• The input:
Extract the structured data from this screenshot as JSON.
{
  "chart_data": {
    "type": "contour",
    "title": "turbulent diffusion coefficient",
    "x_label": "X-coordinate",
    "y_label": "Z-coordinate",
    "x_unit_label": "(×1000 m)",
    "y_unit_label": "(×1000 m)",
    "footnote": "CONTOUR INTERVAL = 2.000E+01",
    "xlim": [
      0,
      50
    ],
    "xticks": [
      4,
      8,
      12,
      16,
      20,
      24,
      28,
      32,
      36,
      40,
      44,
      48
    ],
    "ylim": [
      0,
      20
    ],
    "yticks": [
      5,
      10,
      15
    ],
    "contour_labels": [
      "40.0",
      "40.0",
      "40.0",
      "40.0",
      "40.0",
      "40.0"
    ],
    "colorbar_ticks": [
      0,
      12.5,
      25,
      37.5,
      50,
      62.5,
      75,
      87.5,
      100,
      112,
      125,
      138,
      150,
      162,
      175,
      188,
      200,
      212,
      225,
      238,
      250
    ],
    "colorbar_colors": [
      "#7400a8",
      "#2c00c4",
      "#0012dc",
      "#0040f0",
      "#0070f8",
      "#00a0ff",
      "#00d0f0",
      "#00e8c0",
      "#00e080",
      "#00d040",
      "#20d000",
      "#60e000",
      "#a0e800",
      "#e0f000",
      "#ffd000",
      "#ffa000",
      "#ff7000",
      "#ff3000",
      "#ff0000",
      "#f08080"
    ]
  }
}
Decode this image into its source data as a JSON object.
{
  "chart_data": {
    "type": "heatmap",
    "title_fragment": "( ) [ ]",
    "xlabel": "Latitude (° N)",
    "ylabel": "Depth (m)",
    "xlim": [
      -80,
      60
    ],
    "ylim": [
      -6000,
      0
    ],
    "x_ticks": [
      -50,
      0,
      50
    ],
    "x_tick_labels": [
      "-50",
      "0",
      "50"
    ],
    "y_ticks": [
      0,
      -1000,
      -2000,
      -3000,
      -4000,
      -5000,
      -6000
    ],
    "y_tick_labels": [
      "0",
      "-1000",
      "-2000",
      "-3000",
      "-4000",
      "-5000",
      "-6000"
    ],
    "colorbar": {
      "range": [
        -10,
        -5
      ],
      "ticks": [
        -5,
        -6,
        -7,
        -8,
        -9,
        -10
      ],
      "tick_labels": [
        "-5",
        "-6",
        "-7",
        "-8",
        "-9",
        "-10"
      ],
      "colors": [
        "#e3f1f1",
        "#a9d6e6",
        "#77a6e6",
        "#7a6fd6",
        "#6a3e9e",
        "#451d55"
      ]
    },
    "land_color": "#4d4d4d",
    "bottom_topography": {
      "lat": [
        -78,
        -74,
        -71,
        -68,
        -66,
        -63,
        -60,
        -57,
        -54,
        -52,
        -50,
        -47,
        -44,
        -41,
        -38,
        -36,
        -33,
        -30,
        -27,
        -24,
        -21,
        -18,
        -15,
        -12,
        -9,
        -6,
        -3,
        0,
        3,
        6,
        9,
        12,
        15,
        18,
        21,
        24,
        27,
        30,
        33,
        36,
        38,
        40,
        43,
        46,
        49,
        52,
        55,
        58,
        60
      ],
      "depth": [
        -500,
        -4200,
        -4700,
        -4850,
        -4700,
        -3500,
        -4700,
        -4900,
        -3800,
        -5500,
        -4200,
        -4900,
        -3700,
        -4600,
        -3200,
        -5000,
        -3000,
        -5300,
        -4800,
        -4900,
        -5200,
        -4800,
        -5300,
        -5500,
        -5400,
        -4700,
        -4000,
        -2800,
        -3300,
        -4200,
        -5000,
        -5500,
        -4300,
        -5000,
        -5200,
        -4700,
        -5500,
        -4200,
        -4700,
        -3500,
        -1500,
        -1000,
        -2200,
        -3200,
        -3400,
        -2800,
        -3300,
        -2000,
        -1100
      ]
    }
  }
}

• What is needed: Identify every line holding the word "this" and copy it out.

• Written response:
Extract the structured data from this screenshot as JSON.
Decode this image into its source data as a JSON object.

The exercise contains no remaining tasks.